> Requirements: Answer with nothing but a number: how many lines include the word "page"?

> Input rows:

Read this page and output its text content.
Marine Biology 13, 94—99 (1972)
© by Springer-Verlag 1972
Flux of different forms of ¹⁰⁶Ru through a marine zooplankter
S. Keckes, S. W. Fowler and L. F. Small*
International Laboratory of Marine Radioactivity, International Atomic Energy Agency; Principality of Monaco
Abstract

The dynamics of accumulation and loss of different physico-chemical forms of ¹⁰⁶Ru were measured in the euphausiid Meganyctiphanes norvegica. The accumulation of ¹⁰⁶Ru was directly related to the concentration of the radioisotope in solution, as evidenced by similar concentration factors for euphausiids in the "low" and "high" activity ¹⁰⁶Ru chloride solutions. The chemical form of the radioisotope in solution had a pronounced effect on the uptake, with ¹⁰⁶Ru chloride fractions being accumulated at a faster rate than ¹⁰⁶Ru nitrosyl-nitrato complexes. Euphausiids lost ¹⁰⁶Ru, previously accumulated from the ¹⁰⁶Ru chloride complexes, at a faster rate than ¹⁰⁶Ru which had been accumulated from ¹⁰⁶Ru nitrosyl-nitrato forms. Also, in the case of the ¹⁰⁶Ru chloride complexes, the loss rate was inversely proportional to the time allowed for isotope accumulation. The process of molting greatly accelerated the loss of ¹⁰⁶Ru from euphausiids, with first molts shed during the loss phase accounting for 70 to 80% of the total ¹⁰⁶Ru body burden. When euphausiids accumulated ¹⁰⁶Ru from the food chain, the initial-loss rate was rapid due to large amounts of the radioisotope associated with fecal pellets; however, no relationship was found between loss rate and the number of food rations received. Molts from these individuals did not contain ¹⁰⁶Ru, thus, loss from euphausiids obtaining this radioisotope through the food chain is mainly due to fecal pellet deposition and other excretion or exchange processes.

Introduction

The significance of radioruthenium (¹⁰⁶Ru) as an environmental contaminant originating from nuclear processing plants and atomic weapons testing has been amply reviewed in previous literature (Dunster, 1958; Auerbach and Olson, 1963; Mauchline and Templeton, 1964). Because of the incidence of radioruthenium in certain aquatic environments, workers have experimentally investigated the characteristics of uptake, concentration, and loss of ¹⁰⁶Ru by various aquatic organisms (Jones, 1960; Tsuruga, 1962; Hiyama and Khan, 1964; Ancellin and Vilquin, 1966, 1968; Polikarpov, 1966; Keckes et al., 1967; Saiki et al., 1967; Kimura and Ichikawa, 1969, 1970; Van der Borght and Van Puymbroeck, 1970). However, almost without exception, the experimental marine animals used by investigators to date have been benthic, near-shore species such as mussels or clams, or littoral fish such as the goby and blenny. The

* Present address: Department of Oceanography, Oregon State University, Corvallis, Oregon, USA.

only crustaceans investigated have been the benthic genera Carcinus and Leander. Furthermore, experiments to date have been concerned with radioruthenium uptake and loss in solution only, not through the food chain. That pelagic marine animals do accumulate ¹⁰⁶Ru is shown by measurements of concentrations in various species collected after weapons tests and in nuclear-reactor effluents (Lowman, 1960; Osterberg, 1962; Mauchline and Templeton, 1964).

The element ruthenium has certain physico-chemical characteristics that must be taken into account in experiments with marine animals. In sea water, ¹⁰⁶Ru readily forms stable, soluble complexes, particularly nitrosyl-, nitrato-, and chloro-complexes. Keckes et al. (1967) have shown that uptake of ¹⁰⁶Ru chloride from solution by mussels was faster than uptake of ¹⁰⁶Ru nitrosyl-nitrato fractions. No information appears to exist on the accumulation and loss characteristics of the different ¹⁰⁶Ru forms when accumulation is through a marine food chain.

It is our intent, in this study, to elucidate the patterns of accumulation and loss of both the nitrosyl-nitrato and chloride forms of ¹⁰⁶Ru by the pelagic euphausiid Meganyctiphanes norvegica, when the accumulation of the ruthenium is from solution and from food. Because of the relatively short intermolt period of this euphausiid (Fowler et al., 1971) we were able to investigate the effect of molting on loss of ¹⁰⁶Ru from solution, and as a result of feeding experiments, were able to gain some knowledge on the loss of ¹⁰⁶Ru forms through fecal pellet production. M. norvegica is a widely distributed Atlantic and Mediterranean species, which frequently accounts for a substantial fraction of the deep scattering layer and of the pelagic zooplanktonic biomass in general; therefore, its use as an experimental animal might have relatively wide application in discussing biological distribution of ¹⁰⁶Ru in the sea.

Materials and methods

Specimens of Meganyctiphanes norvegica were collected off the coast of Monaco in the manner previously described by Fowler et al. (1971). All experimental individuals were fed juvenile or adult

==

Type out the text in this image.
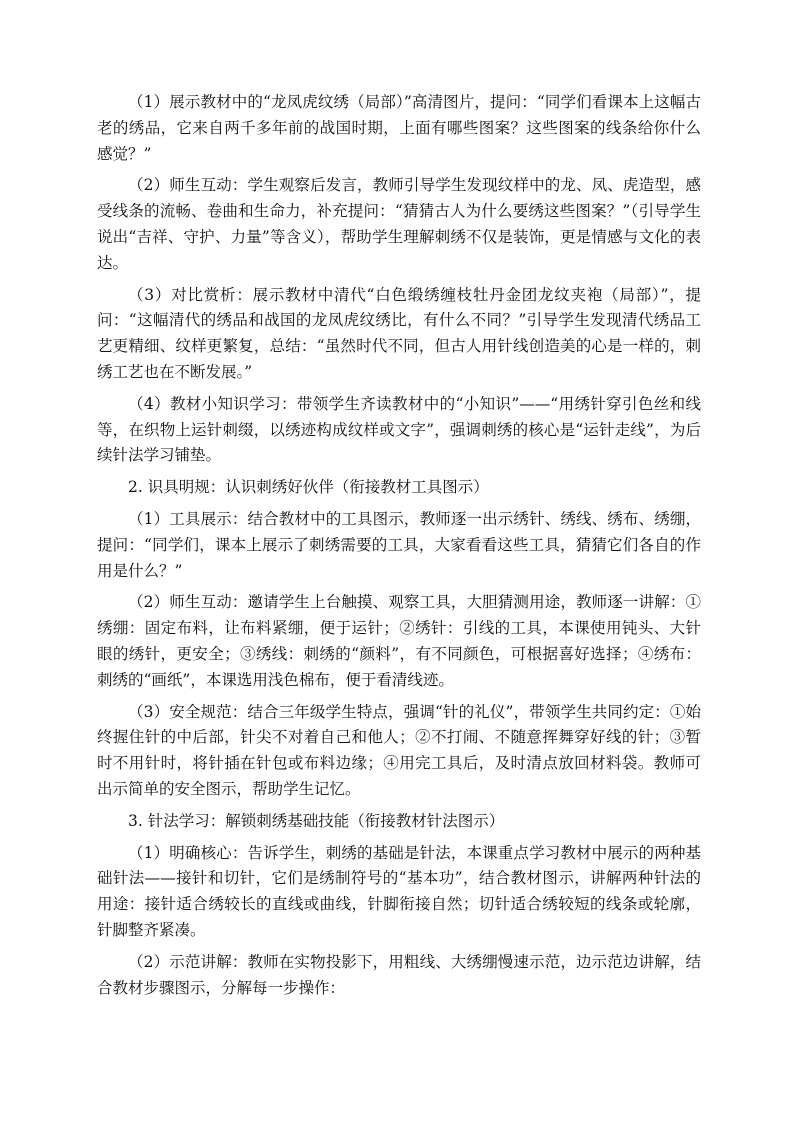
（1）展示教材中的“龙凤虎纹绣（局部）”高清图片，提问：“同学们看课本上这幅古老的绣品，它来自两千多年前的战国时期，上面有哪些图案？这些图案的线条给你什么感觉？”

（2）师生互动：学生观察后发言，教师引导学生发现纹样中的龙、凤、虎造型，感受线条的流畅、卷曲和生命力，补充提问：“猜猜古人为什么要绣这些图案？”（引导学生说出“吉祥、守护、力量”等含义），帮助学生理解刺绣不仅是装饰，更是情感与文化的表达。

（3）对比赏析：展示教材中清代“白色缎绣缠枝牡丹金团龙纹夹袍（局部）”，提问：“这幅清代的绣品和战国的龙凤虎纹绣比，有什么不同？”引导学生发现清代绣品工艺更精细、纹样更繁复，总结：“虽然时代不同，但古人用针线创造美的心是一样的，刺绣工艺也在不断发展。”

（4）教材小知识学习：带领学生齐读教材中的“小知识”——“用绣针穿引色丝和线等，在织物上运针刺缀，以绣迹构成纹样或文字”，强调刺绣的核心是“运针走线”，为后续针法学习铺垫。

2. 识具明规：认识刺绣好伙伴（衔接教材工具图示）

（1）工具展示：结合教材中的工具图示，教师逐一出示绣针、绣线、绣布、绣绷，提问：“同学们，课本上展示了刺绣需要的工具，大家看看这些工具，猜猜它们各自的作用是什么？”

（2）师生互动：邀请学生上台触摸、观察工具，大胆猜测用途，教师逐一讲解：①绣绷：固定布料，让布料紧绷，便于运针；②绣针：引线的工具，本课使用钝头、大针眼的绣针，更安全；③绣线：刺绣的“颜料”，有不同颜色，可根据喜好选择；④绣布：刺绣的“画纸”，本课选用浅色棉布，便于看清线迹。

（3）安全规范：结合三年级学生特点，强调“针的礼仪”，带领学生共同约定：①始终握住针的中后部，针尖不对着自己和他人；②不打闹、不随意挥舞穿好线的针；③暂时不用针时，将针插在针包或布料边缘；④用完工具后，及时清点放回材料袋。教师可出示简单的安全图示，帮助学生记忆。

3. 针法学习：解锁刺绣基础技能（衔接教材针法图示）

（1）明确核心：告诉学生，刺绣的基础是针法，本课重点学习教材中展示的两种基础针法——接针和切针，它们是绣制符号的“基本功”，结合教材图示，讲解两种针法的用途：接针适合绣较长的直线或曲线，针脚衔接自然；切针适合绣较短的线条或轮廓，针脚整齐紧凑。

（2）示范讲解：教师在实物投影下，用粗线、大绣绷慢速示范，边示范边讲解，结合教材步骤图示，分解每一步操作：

* * *

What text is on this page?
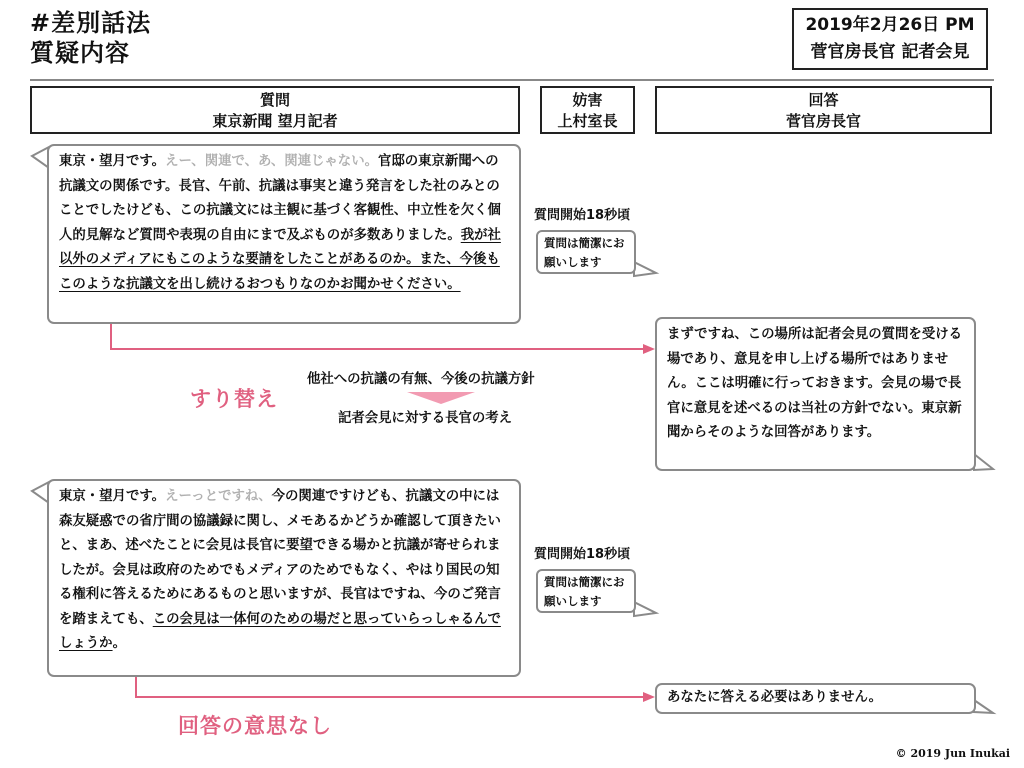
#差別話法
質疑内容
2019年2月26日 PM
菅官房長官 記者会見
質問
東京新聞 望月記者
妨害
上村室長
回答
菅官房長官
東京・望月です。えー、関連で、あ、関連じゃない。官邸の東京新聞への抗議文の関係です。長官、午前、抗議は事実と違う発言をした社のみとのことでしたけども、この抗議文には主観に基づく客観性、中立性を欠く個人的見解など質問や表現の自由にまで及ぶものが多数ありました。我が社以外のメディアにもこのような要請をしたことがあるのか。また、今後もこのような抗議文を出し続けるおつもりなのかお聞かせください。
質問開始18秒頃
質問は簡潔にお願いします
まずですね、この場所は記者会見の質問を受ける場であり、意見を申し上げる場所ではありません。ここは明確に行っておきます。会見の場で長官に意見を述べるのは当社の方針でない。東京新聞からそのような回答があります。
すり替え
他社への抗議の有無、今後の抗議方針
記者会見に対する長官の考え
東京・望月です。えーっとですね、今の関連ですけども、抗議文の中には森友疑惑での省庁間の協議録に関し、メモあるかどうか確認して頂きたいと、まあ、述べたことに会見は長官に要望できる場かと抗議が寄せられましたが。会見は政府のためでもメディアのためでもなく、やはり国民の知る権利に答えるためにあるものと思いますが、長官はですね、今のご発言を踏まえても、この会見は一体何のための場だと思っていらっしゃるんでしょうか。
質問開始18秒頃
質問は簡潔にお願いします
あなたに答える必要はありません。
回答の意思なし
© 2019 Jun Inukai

> Task solution: 2